**Your goal:** Copy each line where the word "JSON" occurs.

**Data records:**

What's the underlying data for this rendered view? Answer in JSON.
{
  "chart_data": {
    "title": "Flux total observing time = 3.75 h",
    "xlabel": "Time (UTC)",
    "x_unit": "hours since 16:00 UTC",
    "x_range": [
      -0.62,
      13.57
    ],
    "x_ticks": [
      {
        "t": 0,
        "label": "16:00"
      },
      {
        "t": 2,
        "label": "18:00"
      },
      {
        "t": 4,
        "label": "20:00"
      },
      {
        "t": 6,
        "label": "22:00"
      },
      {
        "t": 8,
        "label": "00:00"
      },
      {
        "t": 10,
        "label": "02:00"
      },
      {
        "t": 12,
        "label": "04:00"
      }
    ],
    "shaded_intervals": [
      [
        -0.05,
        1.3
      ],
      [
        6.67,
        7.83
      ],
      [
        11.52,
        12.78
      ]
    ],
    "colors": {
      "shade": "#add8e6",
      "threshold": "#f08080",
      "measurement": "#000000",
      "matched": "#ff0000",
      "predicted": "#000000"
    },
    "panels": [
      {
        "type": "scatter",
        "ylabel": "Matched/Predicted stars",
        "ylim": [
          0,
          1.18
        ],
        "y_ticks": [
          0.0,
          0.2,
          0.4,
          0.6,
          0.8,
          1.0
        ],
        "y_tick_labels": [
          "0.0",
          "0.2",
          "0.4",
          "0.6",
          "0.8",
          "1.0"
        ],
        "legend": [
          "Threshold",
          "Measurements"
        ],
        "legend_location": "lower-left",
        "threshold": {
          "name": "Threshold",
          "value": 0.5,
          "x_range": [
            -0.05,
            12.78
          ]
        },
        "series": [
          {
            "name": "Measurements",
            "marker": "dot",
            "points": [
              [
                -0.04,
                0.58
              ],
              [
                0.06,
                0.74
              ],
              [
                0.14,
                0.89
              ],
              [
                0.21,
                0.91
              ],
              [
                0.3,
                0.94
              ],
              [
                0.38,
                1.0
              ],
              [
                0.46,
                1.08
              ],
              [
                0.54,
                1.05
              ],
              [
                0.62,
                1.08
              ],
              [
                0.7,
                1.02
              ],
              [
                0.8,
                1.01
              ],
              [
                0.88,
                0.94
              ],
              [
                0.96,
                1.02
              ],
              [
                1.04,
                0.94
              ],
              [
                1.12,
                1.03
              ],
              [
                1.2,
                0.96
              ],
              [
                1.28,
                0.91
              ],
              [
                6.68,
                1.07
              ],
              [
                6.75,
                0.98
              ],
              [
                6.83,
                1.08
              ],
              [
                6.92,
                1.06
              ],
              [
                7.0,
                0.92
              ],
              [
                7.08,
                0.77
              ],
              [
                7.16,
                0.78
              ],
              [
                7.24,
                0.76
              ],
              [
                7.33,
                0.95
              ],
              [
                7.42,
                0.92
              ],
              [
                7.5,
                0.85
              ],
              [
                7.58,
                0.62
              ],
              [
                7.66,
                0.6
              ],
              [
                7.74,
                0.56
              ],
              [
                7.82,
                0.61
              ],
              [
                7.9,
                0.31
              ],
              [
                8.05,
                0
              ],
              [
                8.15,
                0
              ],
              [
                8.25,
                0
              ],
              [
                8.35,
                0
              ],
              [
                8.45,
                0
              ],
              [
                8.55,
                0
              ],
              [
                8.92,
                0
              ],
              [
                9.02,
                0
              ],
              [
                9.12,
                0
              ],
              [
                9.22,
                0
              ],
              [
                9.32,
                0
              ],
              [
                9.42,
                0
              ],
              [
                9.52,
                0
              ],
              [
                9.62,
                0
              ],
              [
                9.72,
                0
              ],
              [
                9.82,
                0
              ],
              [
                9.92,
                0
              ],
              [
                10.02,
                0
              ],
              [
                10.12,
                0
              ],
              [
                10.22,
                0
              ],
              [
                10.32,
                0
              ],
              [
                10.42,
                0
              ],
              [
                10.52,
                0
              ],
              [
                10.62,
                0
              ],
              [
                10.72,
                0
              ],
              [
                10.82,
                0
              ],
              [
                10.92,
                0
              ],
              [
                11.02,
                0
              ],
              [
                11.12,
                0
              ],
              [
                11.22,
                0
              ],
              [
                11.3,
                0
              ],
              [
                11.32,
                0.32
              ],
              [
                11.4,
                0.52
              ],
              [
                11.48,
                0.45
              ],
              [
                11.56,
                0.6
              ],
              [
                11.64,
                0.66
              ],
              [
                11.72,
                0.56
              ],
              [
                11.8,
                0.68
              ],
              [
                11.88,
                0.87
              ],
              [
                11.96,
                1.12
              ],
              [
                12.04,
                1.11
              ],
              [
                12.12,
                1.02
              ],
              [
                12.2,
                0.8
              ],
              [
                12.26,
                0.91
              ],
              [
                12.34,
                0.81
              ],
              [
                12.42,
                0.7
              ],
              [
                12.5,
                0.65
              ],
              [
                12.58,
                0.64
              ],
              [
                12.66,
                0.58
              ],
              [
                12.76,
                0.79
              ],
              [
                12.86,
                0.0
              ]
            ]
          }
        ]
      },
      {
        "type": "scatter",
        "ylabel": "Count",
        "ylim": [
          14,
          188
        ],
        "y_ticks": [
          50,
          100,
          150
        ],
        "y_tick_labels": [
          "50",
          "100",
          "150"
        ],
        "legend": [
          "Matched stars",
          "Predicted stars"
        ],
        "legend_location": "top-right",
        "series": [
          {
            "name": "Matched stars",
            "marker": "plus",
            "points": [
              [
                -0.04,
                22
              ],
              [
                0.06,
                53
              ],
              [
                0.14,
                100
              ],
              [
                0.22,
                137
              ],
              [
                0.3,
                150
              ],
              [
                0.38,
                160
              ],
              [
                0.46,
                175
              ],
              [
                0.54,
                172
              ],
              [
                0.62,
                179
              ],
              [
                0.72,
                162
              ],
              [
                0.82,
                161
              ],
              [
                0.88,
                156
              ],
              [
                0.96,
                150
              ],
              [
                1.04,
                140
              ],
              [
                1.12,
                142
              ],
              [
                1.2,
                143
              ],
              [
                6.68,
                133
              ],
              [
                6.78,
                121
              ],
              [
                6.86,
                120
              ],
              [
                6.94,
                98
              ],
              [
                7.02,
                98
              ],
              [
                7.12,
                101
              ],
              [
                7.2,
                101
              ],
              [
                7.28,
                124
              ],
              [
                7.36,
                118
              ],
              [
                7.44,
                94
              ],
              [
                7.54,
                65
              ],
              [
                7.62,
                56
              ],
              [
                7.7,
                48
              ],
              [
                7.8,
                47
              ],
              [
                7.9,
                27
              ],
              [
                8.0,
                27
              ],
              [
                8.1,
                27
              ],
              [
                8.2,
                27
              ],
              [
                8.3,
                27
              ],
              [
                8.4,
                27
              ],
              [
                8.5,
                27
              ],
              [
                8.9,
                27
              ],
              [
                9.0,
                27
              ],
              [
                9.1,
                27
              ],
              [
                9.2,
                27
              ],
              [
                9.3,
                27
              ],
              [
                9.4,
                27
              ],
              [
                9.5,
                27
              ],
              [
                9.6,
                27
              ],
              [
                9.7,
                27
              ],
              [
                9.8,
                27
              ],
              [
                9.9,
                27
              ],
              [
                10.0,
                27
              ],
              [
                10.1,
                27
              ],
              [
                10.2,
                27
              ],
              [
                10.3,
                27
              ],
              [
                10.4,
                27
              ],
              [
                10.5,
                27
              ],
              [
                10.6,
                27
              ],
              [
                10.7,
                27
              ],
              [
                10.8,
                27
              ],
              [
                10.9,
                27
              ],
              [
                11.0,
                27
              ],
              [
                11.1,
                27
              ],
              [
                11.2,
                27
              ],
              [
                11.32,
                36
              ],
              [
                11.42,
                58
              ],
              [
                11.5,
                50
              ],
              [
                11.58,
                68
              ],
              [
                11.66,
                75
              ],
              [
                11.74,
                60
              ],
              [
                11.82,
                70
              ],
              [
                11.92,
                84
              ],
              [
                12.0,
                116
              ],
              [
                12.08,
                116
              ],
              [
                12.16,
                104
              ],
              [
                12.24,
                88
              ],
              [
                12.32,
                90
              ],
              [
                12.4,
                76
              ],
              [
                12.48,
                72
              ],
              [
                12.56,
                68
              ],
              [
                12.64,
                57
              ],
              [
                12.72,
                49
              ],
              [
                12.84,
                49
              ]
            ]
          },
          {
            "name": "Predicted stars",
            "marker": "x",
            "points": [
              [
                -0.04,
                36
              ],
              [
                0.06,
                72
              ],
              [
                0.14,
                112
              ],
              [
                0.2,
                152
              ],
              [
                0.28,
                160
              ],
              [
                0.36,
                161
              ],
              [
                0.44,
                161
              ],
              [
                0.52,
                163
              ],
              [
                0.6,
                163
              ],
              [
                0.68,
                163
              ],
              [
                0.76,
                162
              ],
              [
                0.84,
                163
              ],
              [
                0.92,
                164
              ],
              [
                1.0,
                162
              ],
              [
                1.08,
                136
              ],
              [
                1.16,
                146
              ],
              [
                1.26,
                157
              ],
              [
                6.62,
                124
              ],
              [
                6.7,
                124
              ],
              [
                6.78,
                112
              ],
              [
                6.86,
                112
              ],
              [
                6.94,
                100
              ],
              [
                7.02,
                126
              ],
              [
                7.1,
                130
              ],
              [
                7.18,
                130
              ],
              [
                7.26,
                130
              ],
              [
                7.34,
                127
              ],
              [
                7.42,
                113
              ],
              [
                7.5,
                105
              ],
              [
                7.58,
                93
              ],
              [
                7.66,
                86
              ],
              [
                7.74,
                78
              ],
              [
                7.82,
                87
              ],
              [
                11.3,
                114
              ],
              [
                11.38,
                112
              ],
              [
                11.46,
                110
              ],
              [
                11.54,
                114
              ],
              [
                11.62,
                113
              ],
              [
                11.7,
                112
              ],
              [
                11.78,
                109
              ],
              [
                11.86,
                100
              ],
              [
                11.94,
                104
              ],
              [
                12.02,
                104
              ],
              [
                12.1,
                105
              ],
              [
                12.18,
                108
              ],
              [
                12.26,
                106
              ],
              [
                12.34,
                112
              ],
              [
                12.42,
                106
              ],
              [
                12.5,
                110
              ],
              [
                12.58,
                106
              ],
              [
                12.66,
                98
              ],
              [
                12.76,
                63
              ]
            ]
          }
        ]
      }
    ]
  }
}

---

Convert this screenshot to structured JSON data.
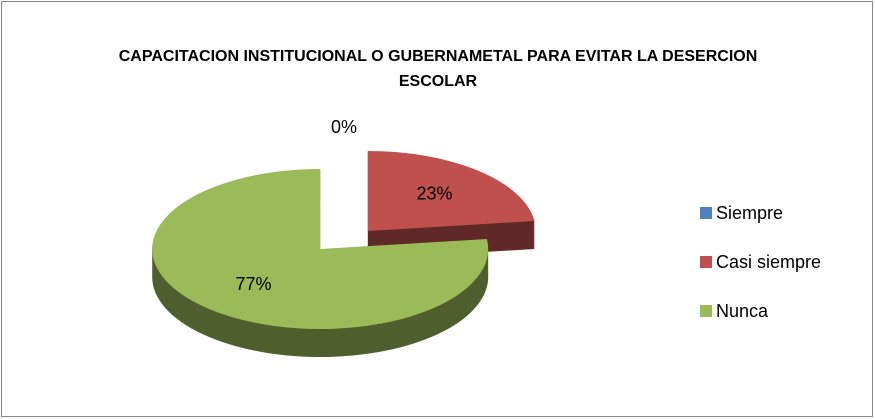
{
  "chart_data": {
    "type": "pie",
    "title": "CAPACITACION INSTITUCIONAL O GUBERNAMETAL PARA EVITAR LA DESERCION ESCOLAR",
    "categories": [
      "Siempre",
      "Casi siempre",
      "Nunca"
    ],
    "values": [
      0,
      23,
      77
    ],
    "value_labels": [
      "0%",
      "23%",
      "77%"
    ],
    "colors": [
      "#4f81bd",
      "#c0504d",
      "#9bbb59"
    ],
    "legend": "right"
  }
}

...

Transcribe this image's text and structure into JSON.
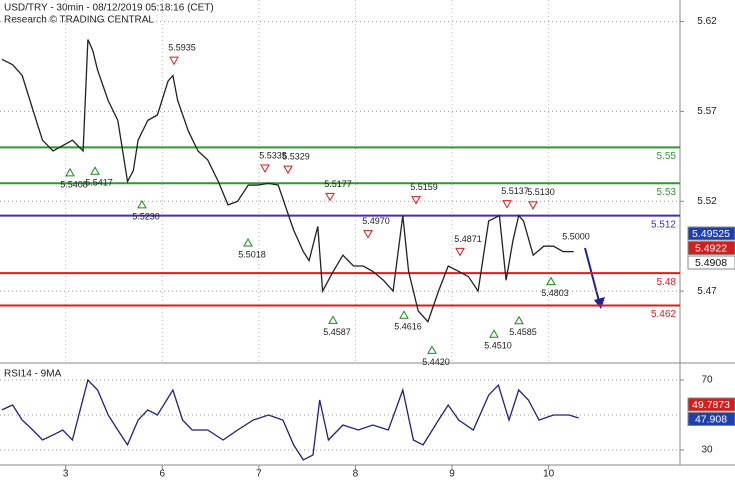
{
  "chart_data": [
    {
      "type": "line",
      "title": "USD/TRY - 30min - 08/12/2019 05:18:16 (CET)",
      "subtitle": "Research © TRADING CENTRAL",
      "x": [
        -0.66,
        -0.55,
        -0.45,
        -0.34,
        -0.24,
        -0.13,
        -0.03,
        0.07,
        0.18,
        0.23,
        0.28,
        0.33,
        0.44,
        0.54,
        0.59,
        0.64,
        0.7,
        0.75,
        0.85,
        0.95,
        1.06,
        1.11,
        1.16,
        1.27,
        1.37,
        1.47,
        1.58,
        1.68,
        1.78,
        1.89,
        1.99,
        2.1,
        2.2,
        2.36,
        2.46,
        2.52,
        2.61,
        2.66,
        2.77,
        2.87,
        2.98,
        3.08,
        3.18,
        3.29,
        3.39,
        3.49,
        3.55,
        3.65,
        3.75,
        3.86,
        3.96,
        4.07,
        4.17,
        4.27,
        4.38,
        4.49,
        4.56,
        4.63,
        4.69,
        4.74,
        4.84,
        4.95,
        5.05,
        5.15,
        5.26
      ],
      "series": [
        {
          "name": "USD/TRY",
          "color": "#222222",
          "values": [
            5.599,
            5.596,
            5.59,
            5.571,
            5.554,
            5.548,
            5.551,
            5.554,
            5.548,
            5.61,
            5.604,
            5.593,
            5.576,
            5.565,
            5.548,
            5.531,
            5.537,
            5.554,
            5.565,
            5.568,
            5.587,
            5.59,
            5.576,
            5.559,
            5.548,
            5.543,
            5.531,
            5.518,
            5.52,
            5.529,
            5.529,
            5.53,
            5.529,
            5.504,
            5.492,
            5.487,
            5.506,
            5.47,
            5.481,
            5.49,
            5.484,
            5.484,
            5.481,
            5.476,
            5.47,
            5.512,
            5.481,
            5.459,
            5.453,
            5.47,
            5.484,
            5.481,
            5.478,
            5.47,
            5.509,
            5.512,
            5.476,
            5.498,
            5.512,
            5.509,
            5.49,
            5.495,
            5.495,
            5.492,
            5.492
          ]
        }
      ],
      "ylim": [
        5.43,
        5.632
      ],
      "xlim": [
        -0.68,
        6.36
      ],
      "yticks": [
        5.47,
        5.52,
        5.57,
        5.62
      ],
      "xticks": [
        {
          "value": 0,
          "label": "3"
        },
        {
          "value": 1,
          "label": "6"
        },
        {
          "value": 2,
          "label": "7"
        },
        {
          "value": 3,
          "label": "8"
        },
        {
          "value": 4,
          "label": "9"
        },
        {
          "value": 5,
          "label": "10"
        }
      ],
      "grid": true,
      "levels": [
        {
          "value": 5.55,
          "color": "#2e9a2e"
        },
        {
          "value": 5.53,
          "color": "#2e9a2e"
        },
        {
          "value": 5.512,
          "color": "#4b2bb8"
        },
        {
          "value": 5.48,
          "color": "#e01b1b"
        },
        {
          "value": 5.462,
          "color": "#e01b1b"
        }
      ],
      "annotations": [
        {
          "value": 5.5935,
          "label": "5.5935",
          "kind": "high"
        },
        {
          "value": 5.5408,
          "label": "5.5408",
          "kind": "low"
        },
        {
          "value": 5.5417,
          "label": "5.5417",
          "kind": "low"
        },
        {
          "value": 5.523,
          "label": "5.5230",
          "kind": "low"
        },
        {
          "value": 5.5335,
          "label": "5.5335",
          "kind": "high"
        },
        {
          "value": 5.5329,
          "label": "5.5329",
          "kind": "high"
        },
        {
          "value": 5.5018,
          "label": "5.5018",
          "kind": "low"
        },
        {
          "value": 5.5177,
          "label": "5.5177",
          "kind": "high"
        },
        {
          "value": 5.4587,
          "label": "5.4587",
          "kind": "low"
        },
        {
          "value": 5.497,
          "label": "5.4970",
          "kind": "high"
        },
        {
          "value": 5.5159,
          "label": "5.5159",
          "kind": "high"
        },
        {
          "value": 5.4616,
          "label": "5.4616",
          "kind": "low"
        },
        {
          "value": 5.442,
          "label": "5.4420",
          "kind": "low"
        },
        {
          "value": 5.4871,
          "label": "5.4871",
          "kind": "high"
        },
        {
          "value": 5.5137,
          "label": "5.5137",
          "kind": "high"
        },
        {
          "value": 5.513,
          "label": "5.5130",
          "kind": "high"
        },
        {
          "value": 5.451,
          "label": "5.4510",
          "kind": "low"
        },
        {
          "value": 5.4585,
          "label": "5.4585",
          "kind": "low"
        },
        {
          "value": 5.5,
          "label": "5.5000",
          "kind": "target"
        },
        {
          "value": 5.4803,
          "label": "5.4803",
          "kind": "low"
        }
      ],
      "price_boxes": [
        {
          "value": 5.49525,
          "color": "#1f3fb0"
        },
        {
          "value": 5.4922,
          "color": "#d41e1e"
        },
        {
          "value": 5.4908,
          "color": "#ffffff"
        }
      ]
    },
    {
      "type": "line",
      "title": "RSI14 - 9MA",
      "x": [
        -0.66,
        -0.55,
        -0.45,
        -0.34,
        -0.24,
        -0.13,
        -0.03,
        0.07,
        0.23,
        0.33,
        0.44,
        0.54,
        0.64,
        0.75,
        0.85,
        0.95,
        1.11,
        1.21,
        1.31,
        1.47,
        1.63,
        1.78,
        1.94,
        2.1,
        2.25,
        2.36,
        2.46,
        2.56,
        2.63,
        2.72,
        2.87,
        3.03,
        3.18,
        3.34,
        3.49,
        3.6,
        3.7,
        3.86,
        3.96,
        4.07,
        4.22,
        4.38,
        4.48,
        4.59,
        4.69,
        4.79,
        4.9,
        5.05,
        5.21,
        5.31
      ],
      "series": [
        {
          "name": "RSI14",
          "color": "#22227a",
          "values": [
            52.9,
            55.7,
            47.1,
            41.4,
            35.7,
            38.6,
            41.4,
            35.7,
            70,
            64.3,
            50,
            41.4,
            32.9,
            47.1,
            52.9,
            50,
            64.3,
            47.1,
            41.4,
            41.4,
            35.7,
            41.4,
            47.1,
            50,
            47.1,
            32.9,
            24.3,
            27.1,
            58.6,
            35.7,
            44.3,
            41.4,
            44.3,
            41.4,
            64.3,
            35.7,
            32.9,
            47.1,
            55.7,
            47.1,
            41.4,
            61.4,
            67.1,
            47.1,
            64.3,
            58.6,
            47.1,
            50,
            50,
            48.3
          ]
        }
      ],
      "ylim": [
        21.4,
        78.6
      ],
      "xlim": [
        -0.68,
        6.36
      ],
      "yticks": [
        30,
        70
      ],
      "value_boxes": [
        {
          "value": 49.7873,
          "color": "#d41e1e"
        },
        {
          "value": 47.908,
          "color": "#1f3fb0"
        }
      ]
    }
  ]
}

**Result of this task:**
What's the underlying data for this rendered view? Answer in JSON.
Convert this screenshot to structured JSON data.
Transcribe this image's text and structure into JSON.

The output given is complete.